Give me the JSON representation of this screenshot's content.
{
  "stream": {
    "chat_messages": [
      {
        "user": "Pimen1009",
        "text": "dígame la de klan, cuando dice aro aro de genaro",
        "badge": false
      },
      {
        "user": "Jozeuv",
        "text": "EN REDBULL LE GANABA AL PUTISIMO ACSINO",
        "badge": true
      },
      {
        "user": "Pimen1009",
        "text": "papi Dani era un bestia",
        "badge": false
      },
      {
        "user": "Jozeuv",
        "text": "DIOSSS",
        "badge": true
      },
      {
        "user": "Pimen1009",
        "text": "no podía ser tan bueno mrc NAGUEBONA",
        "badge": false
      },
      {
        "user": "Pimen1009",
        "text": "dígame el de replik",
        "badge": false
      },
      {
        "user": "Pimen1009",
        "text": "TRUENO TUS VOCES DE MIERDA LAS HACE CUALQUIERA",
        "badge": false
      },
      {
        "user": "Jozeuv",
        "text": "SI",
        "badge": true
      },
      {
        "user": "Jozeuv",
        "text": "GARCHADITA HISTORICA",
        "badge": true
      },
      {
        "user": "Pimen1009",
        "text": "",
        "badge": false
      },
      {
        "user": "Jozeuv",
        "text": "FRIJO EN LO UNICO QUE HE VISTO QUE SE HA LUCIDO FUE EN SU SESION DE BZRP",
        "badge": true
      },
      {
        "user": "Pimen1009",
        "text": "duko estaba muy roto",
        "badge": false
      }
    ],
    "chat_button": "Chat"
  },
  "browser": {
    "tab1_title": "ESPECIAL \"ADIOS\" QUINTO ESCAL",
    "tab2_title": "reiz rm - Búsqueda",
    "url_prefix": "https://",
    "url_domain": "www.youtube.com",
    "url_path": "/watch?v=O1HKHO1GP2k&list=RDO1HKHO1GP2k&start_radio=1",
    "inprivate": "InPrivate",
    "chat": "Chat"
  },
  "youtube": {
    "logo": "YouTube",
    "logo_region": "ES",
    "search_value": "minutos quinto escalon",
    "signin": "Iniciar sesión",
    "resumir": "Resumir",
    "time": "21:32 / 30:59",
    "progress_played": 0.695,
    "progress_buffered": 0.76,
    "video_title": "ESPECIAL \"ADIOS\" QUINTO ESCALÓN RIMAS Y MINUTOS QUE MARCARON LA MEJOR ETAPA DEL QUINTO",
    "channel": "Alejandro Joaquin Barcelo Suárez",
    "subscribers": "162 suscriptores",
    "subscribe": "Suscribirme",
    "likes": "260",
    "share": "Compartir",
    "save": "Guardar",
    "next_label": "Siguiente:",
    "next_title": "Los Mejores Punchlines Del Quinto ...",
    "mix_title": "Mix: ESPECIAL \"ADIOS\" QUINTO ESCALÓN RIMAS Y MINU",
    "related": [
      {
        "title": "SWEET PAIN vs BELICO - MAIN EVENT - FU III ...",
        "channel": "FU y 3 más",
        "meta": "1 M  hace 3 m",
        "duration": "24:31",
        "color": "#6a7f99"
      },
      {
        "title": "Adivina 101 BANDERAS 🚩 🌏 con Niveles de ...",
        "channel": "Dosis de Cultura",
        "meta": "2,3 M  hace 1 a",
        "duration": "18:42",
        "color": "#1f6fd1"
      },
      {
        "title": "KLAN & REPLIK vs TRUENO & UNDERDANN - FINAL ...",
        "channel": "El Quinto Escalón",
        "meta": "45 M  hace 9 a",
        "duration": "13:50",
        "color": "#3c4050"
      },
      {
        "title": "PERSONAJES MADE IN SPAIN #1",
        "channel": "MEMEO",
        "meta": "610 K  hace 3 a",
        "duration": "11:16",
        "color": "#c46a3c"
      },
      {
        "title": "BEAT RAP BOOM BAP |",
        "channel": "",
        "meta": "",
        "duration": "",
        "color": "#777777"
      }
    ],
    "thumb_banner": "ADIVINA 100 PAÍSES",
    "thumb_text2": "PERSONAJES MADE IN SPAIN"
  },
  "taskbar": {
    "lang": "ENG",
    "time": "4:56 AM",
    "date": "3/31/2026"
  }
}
____________
THE PROBLEM: Transcribe the data. Leave every line exactly as it is.

ANSWER TO THE PROBLEM:
Give me the JSON representation of this screenshot's content.
{
  "stream": {
    "chat_messages": [
      {
        "user": "Pimen1009",
        "text": "dígame la de klan, cuando dice aro aro de genaro",
        "badge": false
      },
      {
        "user": "Jozeuv",
        "text": "EN REDBULL LE GANABA AL PUTISIMO ACSINO",
        "badge": true
      },
      {
        "user": "Pimen1009",
        "text": "papi Dani era un bestia",
        "badge": false
      },
      {
        "user": "Jozeuv",
        "text": "DIOSSS",
        "badge": true
      },
      {
        "user": "Pimen1009",
        "text": "no podía ser tan bueno mrc NAGUEBONA",
        "badge": false
      },
      {
        "user": "Pimen1009",
        "text": "dígame el de replik",
        "badge": false
      },
      {
        "user": "Pimen1009",
        "text": "TRUENO TUS VOCES DE MIERDA LAS HACE CUALQUIERA",
        "badge": false
      },
      {
        "user": "Jozeuv",
        "text": "SI",
        "badge": true
      },
      {
        "user": "Jozeuv",
        "text": "GARCHADITA HISTORICA",
        "badge": true
      },
      {
        "user": "Pimen1009",
        "text": "",
        "badge": false
      },
      {
        "user": "Jozeuv",
        "text": "FRIJO EN LO UNICO QUE HE VISTO QUE SE HA LUCIDO FUE EN SU SESION DE BZRP",
        "badge": true
      },
      {
        "user": "Pimen1009",
        "text": "duko estaba muy roto",
        "badge": false
      }
    ],
    "chat_button": "Chat"
  },
  "browser": {
    "tab1_title": "ESPECIAL \"ADIOS\" QUINTO ESCAL",
    "tab2_title": "reiz rm - Búsqueda",
    "url_prefix": "https://",
    "url_domain": "www.youtube.com",
    "url_path": "/watch?v=O1HKHO1GP2k&list=RDO1HKHO1GP2k&start_radio=1",
    "inprivate": "InPrivate",
    "chat": "Chat"
  },
  "youtube": {
    "logo": "YouTube",
    "logo_region": "ES",
    "search_value": "minutos quinto escalon",
    "signin": "Iniciar sesión",
    "resumir": "Resumir",
    "time": "21:32 / 30:59",
    "progress_played": 0.695,
    "progress_buffered": 0.76,
    "video_title": "ESPECIAL \"ADIOS\" QUINTO ESCALÓN RIMAS Y MINUTOS QUE MARCARON LA MEJOR ETAPA DEL QUINTO",
    "channel": "Alejandro Joaquin Barcelo Suárez",
    "subscribers": "162 suscriptores",
    "subscribe": "Suscribirme",
    "likes": "260",
    "share": "Compartir",
    "save": "Guardar",
    "next_label": "Siguiente:",
    "next_title": "Los Mejores Punchlines Del Quinto ...",
    "mix_title": "Mix: ESPECIAL \"ADIOS\" QUINTO ESCALÓN RIMAS Y MINU",
    "related": [
      {
        "title": "SWEET PAIN vs BELICO - MAIN EVENT - FU III ...",
        "channel": "FU y 3 más",
        "meta": "1 M  hace 3 m",
        "duration": "24:31",
        "color": "#6a7f99"
      },
      {
        "title": "Adivina 101 BANDERAS 🚩 🌏 con Niveles de ...",
        "channel": "Dosis de Cultura",
        "meta": "2,3 M  hace 1 a",
        "duration": "18:42",
        "color": "#1f6fd1"
      },
      {
        "title": "KLAN & REPLIK vs TRUENO & UNDERDANN - FINAL ...",
        "channel": "El Quinto Escalón",
        "meta": "45 M  hace 9 a",
        "duration": "13:50",
        "color": "#3c4050"
      },
      {
        "title": "PERSONAJES MADE IN SPAIN #1",
        "channel": "MEMEO",
        "meta": "610 K  hace 3 a",
        "duration": "11:16",
        "color": "#c46a3c"
      },
      {
        "title": "BEAT RAP BOOM BAP |",
        "channel": "",
        "meta": "",
        "duration": "",
        "color": "#777777"
      }
    ],
    "thumb_banner": "ADIVINA 100 PAÍSES",
    "thumb_text2": "PERSONAJES MADE IN SPAIN"
  },
  "taskbar": {
    "lang": "ENG",
    "time": "4:56 AM",
    "date": "3/31/2026"
  }
}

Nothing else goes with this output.